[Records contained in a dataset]
## Begin

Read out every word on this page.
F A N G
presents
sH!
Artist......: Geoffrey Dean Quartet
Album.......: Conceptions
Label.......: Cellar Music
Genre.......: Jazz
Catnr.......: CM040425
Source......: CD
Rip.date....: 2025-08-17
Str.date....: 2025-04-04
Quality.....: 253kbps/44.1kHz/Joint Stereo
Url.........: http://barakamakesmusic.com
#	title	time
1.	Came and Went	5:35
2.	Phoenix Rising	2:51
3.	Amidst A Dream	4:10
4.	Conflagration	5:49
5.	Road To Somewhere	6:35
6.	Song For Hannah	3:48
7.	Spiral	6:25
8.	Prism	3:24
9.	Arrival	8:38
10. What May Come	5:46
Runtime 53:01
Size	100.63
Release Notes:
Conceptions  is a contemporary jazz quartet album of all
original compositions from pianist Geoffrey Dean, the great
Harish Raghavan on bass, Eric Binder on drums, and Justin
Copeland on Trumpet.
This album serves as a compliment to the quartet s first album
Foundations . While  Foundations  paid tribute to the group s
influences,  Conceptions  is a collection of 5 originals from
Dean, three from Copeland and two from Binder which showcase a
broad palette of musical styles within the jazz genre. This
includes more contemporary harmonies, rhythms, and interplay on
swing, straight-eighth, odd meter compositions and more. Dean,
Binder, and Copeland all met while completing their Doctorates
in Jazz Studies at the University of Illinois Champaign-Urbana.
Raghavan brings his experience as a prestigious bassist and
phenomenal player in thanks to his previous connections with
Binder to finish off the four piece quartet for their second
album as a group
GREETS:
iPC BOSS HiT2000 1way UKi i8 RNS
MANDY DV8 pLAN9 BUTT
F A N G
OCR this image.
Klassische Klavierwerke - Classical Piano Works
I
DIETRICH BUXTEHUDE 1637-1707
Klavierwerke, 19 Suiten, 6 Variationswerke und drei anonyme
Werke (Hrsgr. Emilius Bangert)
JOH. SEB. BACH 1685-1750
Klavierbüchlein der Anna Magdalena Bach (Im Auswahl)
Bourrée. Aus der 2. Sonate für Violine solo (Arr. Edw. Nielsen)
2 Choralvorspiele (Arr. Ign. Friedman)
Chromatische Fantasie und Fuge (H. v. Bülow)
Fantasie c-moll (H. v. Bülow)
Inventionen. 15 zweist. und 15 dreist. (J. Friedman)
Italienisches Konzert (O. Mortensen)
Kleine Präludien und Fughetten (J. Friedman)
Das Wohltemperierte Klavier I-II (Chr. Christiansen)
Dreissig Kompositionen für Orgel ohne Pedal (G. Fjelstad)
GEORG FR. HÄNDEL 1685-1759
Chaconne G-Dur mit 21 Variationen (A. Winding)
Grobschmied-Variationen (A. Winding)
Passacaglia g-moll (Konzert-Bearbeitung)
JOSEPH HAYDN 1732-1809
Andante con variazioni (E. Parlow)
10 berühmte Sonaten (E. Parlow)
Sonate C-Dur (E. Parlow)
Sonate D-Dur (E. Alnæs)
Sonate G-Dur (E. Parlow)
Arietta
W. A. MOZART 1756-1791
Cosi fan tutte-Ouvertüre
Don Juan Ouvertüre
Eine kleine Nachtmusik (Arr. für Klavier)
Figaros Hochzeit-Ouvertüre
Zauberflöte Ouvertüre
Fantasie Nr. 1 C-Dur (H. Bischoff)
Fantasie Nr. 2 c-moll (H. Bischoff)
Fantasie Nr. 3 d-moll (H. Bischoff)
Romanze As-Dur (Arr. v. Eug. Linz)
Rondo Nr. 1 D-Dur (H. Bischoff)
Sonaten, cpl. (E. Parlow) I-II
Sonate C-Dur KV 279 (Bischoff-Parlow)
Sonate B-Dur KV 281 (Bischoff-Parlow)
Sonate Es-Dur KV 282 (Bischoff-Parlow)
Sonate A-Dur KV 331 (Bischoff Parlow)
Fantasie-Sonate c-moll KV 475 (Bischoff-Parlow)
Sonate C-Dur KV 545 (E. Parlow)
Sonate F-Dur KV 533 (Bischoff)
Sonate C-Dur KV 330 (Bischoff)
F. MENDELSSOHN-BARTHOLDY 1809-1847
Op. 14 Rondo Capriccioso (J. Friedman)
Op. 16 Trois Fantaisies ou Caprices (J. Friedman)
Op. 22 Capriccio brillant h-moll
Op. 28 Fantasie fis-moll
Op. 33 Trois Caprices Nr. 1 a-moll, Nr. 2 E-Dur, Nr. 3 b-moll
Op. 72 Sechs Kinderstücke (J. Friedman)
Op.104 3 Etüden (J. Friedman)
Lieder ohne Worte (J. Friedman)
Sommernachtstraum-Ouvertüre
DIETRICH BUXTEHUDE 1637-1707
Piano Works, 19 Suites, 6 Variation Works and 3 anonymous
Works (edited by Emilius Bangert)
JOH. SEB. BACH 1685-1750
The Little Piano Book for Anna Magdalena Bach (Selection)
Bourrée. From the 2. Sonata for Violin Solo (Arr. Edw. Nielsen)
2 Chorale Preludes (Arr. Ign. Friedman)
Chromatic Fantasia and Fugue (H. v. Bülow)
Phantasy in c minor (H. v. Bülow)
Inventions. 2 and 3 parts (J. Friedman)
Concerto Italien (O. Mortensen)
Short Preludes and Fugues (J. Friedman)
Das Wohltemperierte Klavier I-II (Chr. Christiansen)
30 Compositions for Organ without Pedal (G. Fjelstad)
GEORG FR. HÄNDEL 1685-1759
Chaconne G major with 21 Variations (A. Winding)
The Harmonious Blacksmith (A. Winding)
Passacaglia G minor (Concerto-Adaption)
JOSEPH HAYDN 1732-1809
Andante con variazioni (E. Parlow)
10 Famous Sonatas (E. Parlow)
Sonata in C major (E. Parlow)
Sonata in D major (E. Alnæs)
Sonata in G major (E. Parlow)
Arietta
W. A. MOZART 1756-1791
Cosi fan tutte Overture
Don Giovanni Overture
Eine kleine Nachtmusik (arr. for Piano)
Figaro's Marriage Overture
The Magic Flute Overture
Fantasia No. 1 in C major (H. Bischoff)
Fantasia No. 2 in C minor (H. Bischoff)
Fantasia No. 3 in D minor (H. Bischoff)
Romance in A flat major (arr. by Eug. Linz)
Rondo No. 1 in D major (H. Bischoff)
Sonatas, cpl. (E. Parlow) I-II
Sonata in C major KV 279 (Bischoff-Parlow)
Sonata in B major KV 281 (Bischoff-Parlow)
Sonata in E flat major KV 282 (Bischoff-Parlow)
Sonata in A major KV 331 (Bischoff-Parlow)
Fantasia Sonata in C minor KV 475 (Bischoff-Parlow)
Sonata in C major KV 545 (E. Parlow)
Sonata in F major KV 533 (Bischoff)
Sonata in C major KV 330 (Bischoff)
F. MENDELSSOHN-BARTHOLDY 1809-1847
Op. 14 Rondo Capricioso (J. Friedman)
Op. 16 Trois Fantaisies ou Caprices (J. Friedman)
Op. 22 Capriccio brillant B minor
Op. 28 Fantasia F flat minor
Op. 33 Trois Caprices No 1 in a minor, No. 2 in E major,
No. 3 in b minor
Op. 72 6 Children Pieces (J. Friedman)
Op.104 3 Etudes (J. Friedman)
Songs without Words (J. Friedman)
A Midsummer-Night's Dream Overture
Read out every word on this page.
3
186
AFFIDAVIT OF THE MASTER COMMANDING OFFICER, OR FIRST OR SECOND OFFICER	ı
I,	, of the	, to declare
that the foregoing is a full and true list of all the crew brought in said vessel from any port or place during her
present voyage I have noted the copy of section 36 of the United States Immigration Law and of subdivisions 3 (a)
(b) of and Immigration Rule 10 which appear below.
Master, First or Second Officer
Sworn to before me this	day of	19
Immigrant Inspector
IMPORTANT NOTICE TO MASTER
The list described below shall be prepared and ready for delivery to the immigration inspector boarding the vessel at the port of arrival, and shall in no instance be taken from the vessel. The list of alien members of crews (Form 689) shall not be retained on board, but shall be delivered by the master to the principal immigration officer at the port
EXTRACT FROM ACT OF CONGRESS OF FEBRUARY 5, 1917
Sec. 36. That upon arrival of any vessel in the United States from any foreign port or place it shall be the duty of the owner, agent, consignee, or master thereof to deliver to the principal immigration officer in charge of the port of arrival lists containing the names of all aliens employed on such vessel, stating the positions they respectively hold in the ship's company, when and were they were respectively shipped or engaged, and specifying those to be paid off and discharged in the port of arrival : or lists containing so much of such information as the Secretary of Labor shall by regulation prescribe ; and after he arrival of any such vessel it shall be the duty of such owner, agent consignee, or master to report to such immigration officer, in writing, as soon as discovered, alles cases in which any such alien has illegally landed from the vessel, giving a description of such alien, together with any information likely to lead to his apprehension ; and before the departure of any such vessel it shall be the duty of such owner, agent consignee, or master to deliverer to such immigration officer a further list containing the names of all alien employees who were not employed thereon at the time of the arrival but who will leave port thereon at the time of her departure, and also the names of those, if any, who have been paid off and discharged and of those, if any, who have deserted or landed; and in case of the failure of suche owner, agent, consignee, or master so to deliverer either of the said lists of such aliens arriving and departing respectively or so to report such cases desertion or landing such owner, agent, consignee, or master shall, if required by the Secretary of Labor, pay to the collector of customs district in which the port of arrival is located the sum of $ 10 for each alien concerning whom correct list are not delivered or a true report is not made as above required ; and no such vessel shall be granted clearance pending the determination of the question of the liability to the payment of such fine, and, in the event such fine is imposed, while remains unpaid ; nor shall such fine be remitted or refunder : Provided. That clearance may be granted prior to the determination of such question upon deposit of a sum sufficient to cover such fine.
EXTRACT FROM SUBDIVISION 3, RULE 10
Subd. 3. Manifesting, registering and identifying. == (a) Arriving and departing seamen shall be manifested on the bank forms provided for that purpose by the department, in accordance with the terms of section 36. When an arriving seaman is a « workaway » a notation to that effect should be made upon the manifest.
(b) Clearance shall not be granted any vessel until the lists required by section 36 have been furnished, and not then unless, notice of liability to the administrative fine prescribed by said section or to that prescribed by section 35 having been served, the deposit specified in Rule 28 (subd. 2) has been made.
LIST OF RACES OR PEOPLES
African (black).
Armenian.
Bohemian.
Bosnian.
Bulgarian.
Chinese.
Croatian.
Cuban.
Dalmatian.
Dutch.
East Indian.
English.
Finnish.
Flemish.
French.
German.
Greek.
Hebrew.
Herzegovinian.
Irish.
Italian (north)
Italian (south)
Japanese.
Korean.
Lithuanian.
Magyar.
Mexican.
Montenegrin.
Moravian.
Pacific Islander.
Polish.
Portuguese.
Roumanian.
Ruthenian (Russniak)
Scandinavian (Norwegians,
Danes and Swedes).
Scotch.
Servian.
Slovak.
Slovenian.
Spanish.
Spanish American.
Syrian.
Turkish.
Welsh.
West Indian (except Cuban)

## End

WRITTEN REQUEST:
Count every line in the listing above that holds "Works", then report only the count.

THE RESPONSE:
3